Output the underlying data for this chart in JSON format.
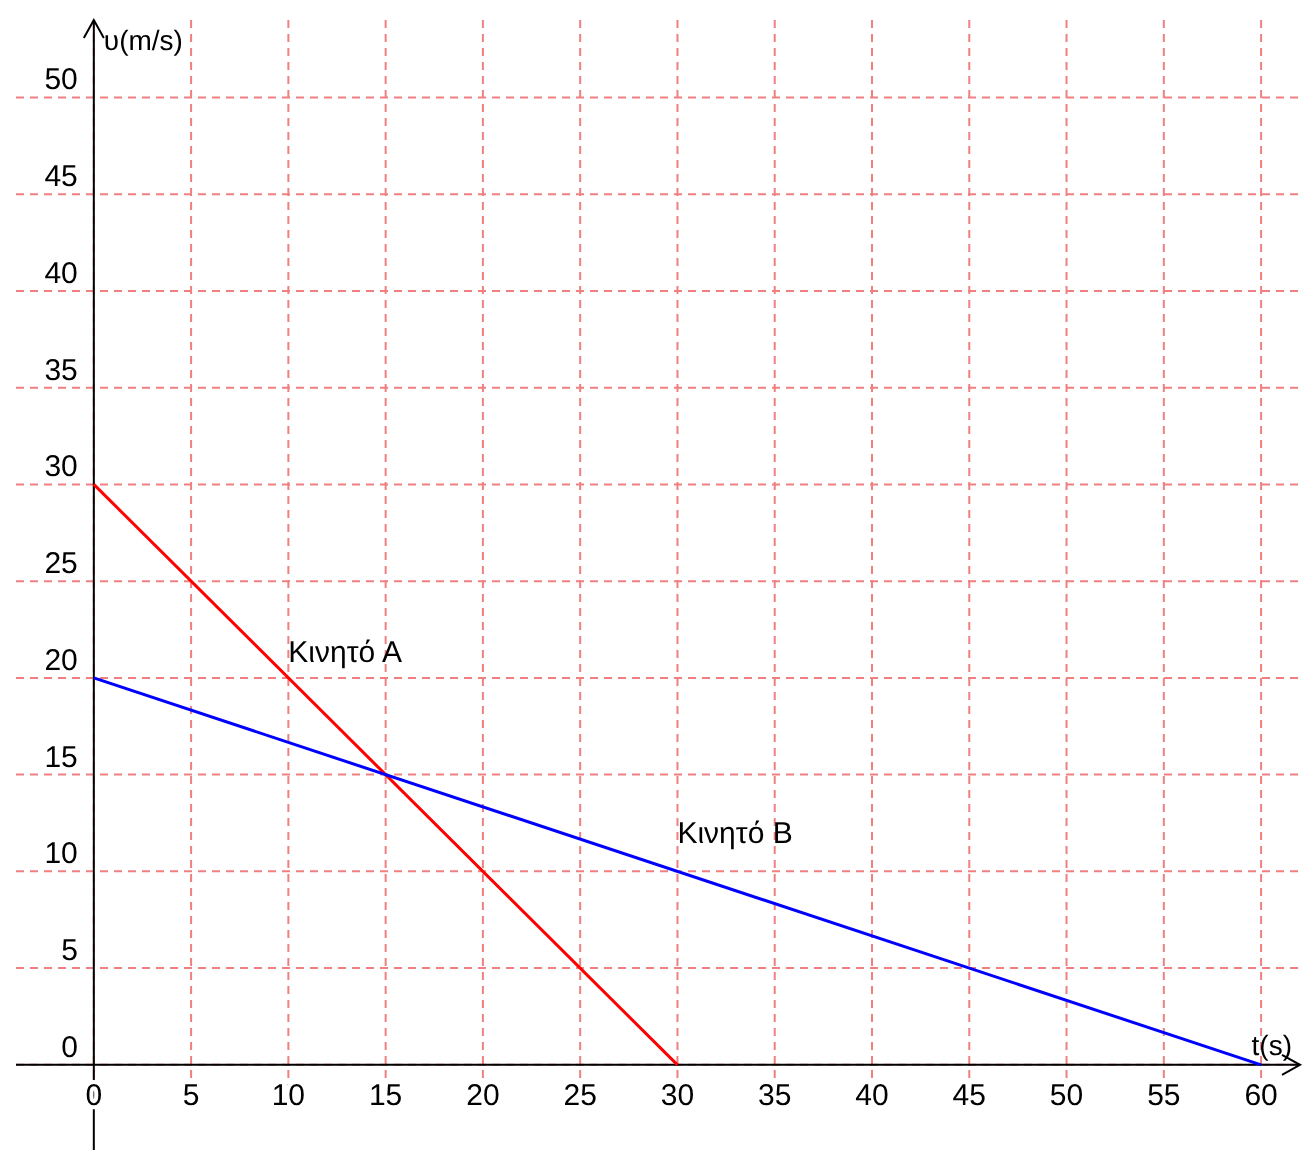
{
  "chart_data": {
    "type": "line",
    "xlabel": "t(s)",
    "ylabel": "υ(m/s)",
    "xlim": [
      -4,
      62
    ],
    "ylim": [
      -4.4,
      54
    ],
    "xticks": [
      0,
      5,
      10,
      15,
      20,
      25,
      30,
      35,
      40,
      45,
      50,
      55,
      60
    ],
    "yticks": [
      0,
      5,
      10,
      15,
      20,
      25,
      30,
      35,
      40,
      45,
      50
    ],
    "grid": true,
    "marker": "none",
    "line_style": "solid",
    "series": [
      {
        "name": "Κινητό Α",
        "color": "#ff0000",
        "x": [
          0,
          30
        ],
        "values": [
          30,
          0
        ]
      },
      {
        "name": "Κινητό Β",
        "color": "#0000ff",
        "x": [
          0,
          60
        ],
        "values": [
          20,
          0
        ]
      }
    ]
  }
}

──────────

• **DESCRIPTION OF THE TASK**
Quote the listing above in full, except for the pictures.

• **THE RESULT**
Output the underlying data for this chart in JSON format.
{
  "chart_data": {
    "type": "line",
    "xlabel": "t(s)",
    "ylabel": "υ(m/s)",
    "xlim": [
      -4,
      62
    ],
    "ylim": [
      -4.4,
      54
    ],
    "xticks": [
      0,
      5,
      10,
      15,
      20,
      25,
      30,
      35,
      40,
      45,
      50,
      55,
      60
    ],
    "yticks": [
      0,
      5,
      10,
      15,
      20,
      25,
      30,
      35,
      40,
      45,
      50
    ],
    "grid": true,
    "marker": "none",
    "line_style": "solid",
    "series": [
      {
        "name": "Κινητό Α",
        "color": "#ff0000",
        "x": [
          0,
          30
        ],
        "values": [
          30,
          0
        ]
      },
      {
        "name": "Κινητό Β",
        "color": "#0000ff",
        "x": [
          0,
          60
        ],
        "values": [
          20,
          0
        ]
      }
    ]
  }
}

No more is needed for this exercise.